(Work to be completed): Reproduce all records verbatim.

(Data listing):
--------------------------------
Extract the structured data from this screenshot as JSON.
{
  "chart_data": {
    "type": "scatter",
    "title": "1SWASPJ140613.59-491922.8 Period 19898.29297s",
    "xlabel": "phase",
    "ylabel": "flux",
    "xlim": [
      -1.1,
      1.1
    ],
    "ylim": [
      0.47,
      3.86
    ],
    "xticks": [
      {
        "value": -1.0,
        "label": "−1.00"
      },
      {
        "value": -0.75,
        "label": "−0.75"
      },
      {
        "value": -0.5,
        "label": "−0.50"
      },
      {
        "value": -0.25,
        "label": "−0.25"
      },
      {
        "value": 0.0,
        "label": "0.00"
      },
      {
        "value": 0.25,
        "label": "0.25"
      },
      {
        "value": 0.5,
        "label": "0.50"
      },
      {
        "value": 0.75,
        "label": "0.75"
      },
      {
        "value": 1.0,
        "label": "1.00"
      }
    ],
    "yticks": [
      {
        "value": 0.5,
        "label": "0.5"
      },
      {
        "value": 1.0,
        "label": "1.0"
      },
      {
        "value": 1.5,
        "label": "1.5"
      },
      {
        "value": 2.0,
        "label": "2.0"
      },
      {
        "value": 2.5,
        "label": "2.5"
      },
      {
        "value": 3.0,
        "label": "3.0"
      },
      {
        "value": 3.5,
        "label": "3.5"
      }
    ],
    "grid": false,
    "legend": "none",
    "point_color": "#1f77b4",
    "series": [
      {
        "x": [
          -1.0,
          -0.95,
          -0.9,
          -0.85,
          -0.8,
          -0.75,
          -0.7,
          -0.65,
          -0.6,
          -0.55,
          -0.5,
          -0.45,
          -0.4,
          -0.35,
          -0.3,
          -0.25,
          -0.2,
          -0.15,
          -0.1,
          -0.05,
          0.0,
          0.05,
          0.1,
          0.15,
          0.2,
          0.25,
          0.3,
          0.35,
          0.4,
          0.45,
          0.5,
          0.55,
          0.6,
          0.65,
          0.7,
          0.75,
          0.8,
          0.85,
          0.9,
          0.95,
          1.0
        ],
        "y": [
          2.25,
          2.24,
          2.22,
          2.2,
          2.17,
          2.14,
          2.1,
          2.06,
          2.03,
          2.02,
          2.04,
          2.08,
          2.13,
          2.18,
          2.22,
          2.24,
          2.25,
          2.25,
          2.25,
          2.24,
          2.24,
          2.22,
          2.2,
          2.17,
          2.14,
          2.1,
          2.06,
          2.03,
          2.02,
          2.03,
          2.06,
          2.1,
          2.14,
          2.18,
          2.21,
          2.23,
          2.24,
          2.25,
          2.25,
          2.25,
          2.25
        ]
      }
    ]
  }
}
--------------------------------
(Response to this task):
Extract the structured data from this screenshot as JSON.
{
  "chart_data": {
    "type": "scatter",
    "title": "1SWASPJ140613.59-491922.8 Period 19898.29297s",
    "xlabel": "phase",
    "ylabel": "flux",
    "xlim": [
      -1.1,
      1.1
    ],
    "ylim": [
      0.47,
      3.86
    ],
    "xticks": [
      {
        "value": -1.0,
        "label": "−1.00"
      },
      {
        "value": -0.75,
        "label": "−0.75"
      },
      {
        "value": -0.5,
        "label": "−0.50"
      },
      {
        "value": -0.25,
        "label": "−0.25"
      },
      {
        "value": 0.0,
        "label": "0.00"
      },
      {
        "value": 0.25,
        "label": "0.25"
      },
      {
        "value": 0.5,
        "label": "0.50"
      },
      {
        "value": 0.75,
        "label": "0.75"
      },
      {
        "value": 1.0,
        "label": "1.00"
      }
    ],
    "yticks": [
      {
        "value": 0.5,
        "label": "0.5"
      },
      {
        "value": 1.0,
        "label": "1.0"
      },
      {
        "value": 1.5,
        "label": "1.5"
      },
      {
        "value": 2.0,
        "label": "2.0"
      },
      {
        "value": 2.5,
        "label": "2.5"
      },
      {
        "value": 3.0,
        "label": "3.0"
      },
      {
        "value": 3.5,
        "label": "3.5"
      }
    ],
    "grid": false,
    "legend": "none",
    "point_color": "#1f77b4",
    "series": [
      {
        "x": [
          -1.0,
          -0.95,
          -0.9,
          -0.85,
          -0.8,
          -0.75,
          -0.7,
          -0.65,
          -0.6,
          -0.55,
          -0.5,
          -0.45,
          -0.4,
          -0.35,
          -0.3,
          -0.25,
          -0.2,
          -0.15,
          -0.1,
          -0.05,
          0.0,
          0.05,
          0.1,
          0.15,
          0.2,
          0.25,
          0.3,
          0.35,
          0.4,
          0.45,
          0.5,
          0.55,
          0.6,
          0.65,
          0.7,
          0.75,
          0.8,
          0.85,
          0.9,
          0.95,
          1.0
        ],
        "y": [
          2.25,
          2.24,
          2.22,
          2.2,
          2.17,
          2.14,
          2.1,
          2.06,
          2.03,
          2.02,
          2.04,
          2.08,
          2.13,
          2.18,
          2.22,
          2.24,
          2.25,
          2.25,
          2.25,
          2.24,
          2.24,
          2.22,
          2.2,
          2.17,
          2.14,
          2.1,
          2.06,
          2.03,
          2.02,
          2.03,
          2.06,
          2.1,
          2.14,
          2.18,
          2.21,
          2.23,
          2.24,
          2.25,
          2.25,
          2.25,
          2.25
        ]
      }
    ]
  }
}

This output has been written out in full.